Exercise goal ->
Continue the passage about the surgical internship at Massachusetts General Hospital, starting after its final sentence.

Selected passage ->

Content starts

After some further electives in surgery during my last year in medical school, I applied for a residency in general surgery at the Massachusetts General Hospital, considered the top program then, despite Moore's preeminence at the Brigham. I was accepted and started my surgical internship in summer 1964. It is hard to believe in today's atmosphere of managed care, oversight by insurance companies, and litigation over malpractice, that we "doctors in training" were largely unsupervised. Nevertheless, a strict hierarchy and rigid accountability existed within the cadre of surgical residents. In terms of workload and stress, that year was the most difficult of my life. The wards we were responsible for were always filled with patients who could not afford a private doctor, and, for better or for worse, they were entirely our responsibility ("better" was around-the-clock care by dedicated young doctors, "worse" was our lack of experience). Although a senior staff surgeon was nominally in charge, the attending, as he was called (no women were on the surgical staff), was in evidence only on morning rounds; he was rarely in the operating rooms, and then only on especially difficult cases at the invitation of the chief resident.

The chief resident I worked under during the first portion of my internship year was Judah Folkman. Much like Moore at the same age, Folkman was widely thought to be destined for great things, as turned out to be the case. At age 34, Folkman was named surgeon-in-chief at Boston's Children's Hospital, becoming, along with Moore, one of the youngest professors ever appointed at Harvard Medical School. He became justly famous in the early 1970s for pioneering a novel way of treating cancer by inhibiting blood vessel growth, and at 46 gave up this appointment as a professor of surgery to pursue basic research on angiogenesis full time. Folkman was perhaps the most impressive individual I have ever met. Physically slight, already balding, with a great nose inherited from his rabbi father, he dominated in any setting by intelligence, wit, and force of character. The residents universally looked up to him not simply because he was surgically skilled and supremely smart, but because he radiated a humorous self-confidence and integrity that made everyone under him better handle the daily strife and our inevitable mistakes. Folkman died prematurely in 2008, but inhibiting blood vessel growth remains a promising approach to some cancers and to other important diseases such as macular degeneration.

Content ends

Document structure recognition data ->
Content starts

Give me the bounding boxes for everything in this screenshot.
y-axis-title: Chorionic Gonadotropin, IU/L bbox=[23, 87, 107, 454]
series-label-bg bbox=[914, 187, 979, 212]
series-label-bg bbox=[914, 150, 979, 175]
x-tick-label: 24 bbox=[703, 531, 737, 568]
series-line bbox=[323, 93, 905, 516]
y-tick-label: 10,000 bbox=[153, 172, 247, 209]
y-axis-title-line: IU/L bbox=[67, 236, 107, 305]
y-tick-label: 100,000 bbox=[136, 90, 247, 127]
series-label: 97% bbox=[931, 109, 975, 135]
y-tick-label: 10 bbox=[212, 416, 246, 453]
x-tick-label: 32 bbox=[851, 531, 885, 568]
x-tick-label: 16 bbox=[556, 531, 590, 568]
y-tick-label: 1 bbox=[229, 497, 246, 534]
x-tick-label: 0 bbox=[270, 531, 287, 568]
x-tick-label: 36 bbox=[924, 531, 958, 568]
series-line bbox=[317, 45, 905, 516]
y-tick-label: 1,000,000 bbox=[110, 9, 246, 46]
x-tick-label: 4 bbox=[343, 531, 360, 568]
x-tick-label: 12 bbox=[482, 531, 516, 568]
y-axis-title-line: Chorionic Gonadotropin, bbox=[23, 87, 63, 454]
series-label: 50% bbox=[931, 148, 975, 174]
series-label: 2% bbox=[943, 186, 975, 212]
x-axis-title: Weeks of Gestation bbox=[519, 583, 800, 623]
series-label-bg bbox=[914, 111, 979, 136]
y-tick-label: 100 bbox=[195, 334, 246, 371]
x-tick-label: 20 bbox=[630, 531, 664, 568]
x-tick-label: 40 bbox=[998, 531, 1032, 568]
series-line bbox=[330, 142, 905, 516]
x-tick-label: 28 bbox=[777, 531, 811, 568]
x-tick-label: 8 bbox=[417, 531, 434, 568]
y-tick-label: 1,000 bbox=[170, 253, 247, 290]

Content ends

The answer ->
But working under Folkman that year had another effect on me. Competitive types continually measure themselves against the qualities and talents of their peers. As chief resident, Folkman was far advanced from an intern struggling to learn the rudiments of the trade. But he was only five years ahead of me, and I had to envision myself in his role in the near future. The comparison was discouraging. I didn't see him as necessarily smarter or feel that I could never reach his level of technical skill (although I had serious doubts on both counts). It was his obvious passion for the craft that dismayed me, a passion I had already begun to realize I lacked. I found reading the surgical journals as uninteresting as I had found reading Moore's book on postoperative care; and generating the zeal for operating that came naturally to Folkman was, for me, forced. The recognition that, as with psychiatry, a life in general surgery was probably not going to work for me came at 2 or 3 a.m. one night when Folkman was trying to make an apparatus to dialyze a patient dying from kidney failure using an old washing machine and other odds and ends he had collected from a hospital store room. Although the effort failed, I realized that I would not have made it, and that this disqualified me from trying to follow the footsteps of figures like Folkman and Moore.

And so I needed to invent another possible path to a professional future. The Vietnam War gave me some breathing space. By 1965, virtually all physicians in training were being drafted, and my notice arrived about halfway through my internship. Given my concern over the prospects of a career as a general surgeon, being drafted was not entirely unwelcome. There was another reason as well. Since the age of 12, I had suffered periods of depression. These bouts had tended to occur when my future direction seemed murky. A year of psychoanalysis during my last year of med school had not helped, although it contributed to my later decision that psychiatry, at least as it was then being practiced in Boston, was not something I wanted to pursue. Despite the modicum of professional training I had received by then, I thought of myself as neurotic instead of a person suffering from a clinical disorder, and that analysis might help; it didn't, and the diagnosis of depression did not seem to occur to the analyst I saw either. And so I ended my internship year not only without a clear plan, but clinically depressed. The bright side was that I would now have two years of enforced service to regain my balance and sort things out.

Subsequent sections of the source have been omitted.